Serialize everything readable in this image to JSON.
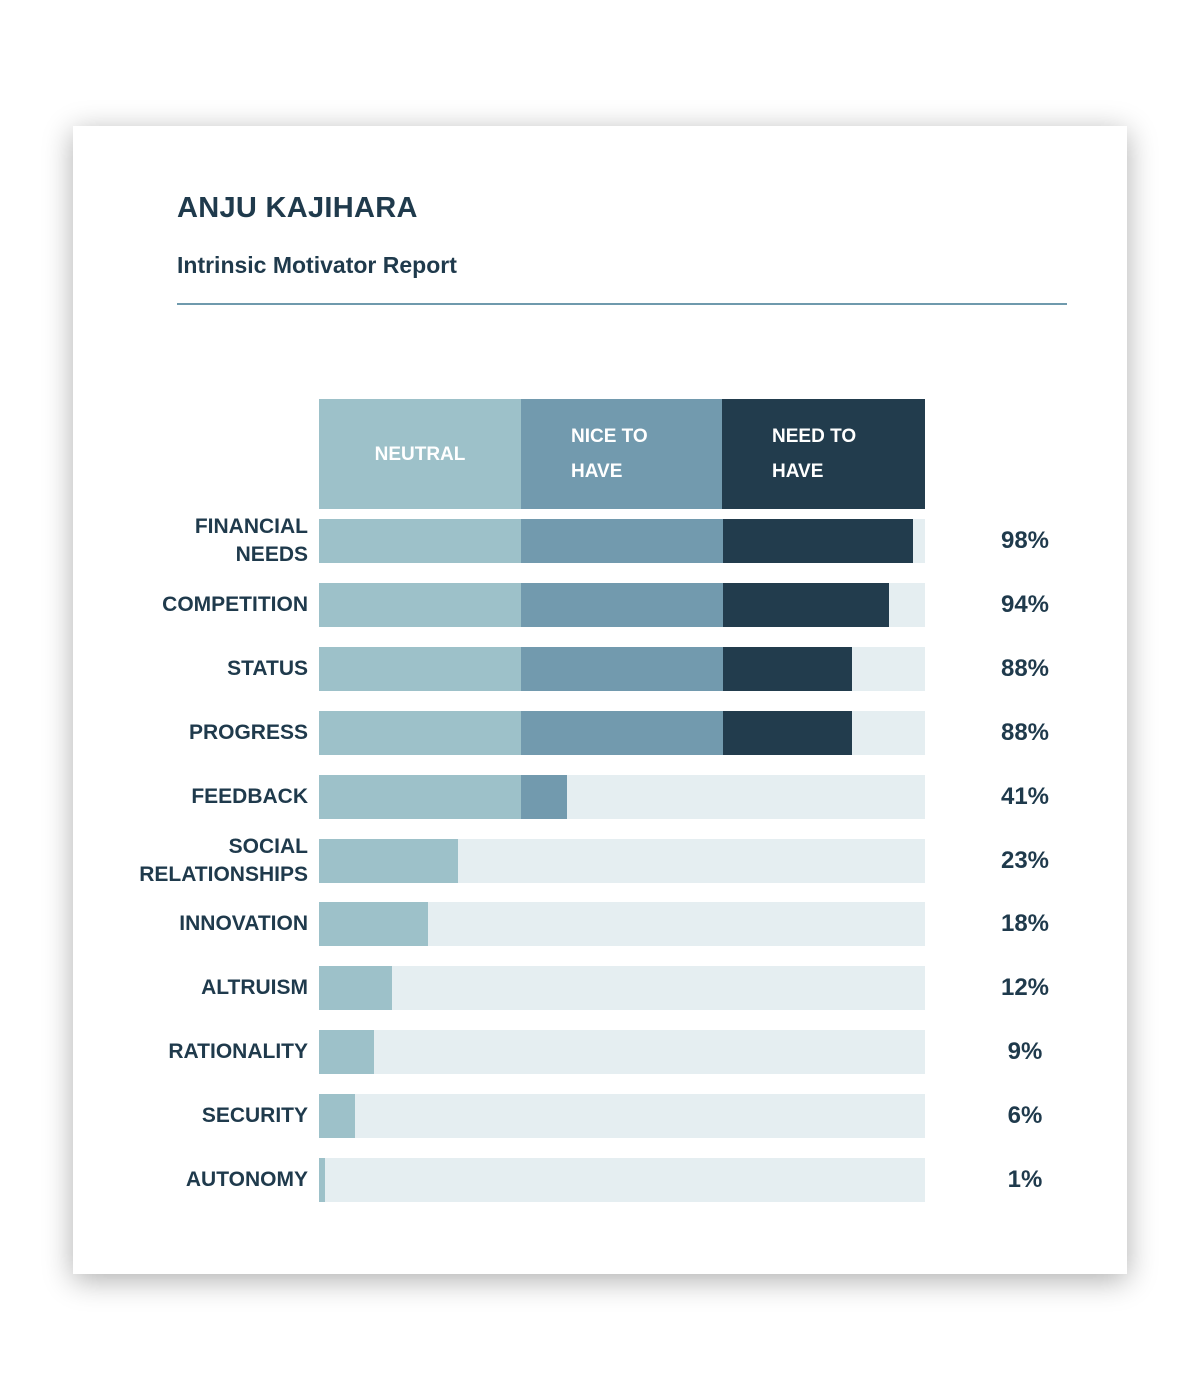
{
  "header": {
    "name": "ANJU KAJIHARA",
    "subtitle": "Intrinsic Motivator Report"
  },
  "colors": {
    "neutral": "#9dc1c9",
    "nice_to_have": "#729aae",
    "need_to_have": "#223c4d",
    "track": "#e5eef1",
    "text": "#1f3a4c"
  },
  "chart_data": {
    "type": "bar",
    "orientation": "horizontal",
    "stacked": true,
    "xlim": [
      0,
      100
    ],
    "bands": [
      {
        "name_lines": [
          "NEUTRAL"
        ],
        "from": 0,
        "to": 33.3
      },
      {
        "name_lines": [
          "NICE TO",
          "HAVE"
        ],
        "from": 33.3,
        "to": 66.6
      },
      {
        "name_lines": [
          "NEED TO",
          "HAVE"
        ],
        "from": 66.6,
        "to": 100
      }
    ],
    "categories": [
      {
        "label_lines": [
          "FINANCIAL",
          "NEEDS"
        ],
        "value": 98,
        "value_label": "98%"
      },
      {
        "label_lines": [
          "COMPETITION"
        ],
        "value": 94,
        "value_label": "94%"
      },
      {
        "label_lines": [
          "STATUS"
        ],
        "value": 88,
        "value_label": "88%"
      },
      {
        "label_lines": [
          "PROGRESS"
        ],
        "value": 88,
        "value_label": "88%"
      },
      {
        "label_lines": [
          "FEEDBACK"
        ],
        "value": 41,
        "value_label": "41%"
      },
      {
        "label_lines": [
          "SOCIAL",
          "RELATIONSHIPS"
        ],
        "value": 23,
        "value_label": "23%"
      },
      {
        "label_lines": [
          "INNOVATION"
        ],
        "value": 18,
        "value_label": "18%"
      },
      {
        "label_lines": [
          "ALTRUISM"
        ],
        "value": 12,
        "value_label": "12%"
      },
      {
        "label_lines": [
          "RATIONALITY"
        ],
        "value": 9,
        "value_label": "9%"
      },
      {
        "label_lines": [
          "SECURITY"
        ],
        "value": 6,
        "value_label": "6%"
      },
      {
        "label_lines": [
          "AUTONOMY"
        ],
        "value": 1,
        "value_label": "1%"
      }
    ]
  }
}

→ PROBLEM STATEMENT
Quote each record exactly as it stands, minus the pictures.

→ WRITTEN RESPONSE
Serialize everything readable in this image to JSON.
{
  "header": {
    "name": "ANJU KAJIHARA",
    "subtitle": "Intrinsic Motivator Report"
  },
  "colors": {
    "neutral": "#9dc1c9",
    "nice_to_have": "#729aae",
    "need_to_have": "#223c4d",
    "track": "#e5eef1",
    "text": "#1f3a4c"
  },
  "chart_data": {
    "type": "bar",
    "orientation": "horizontal",
    "stacked": true,
    "xlim": [
      0,
      100
    ],
    "bands": [
      {
        "name_lines": [
          "NEUTRAL"
        ],
        "from": 0,
        "to": 33.3
      },
      {
        "name_lines": [
          "NICE TO",
          "HAVE"
        ],
        "from": 33.3,
        "to": 66.6
      },
      {
        "name_lines": [
          "NEED TO",
          "HAVE"
        ],
        "from": 66.6,
        "to": 100
      }
    ],
    "categories": [
      {
        "label_lines": [
          "FINANCIAL",
          "NEEDS"
        ],
        "value": 98,
        "value_label": "98%"
      },
      {
        "label_lines": [
          "COMPETITION"
        ],
        "value": 94,
        "value_label": "94%"
      },
      {
        "label_lines": [
          "STATUS"
        ],
        "value": 88,
        "value_label": "88%"
      },
      {
        "label_lines": [
          "PROGRESS"
        ],
        "value": 88,
        "value_label": "88%"
      },
      {
        "label_lines": [
          "FEEDBACK"
        ],
        "value": 41,
        "value_label": "41%"
      },
      {
        "label_lines": [
          "SOCIAL",
          "RELATIONSHIPS"
        ],
        "value": 23,
        "value_label": "23%"
      },
      {
        "label_lines": [
          "INNOVATION"
        ],
        "value": 18,
        "value_label": "18%"
      },
      {
        "label_lines": [
          "ALTRUISM"
        ],
        "value": 12,
        "value_label": "12%"
      },
      {
        "label_lines": [
          "RATIONALITY"
        ],
        "value": 9,
        "value_label": "9%"
      },
      {
        "label_lines": [
          "SECURITY"
        ],
        "value": 6,
        "value_label": "6%"
      },
      {
        "label_lines": [
          "AUTONOMY"
        ],
        "value": 1,
        "value_label": "1%"
      }
    ]
  }
}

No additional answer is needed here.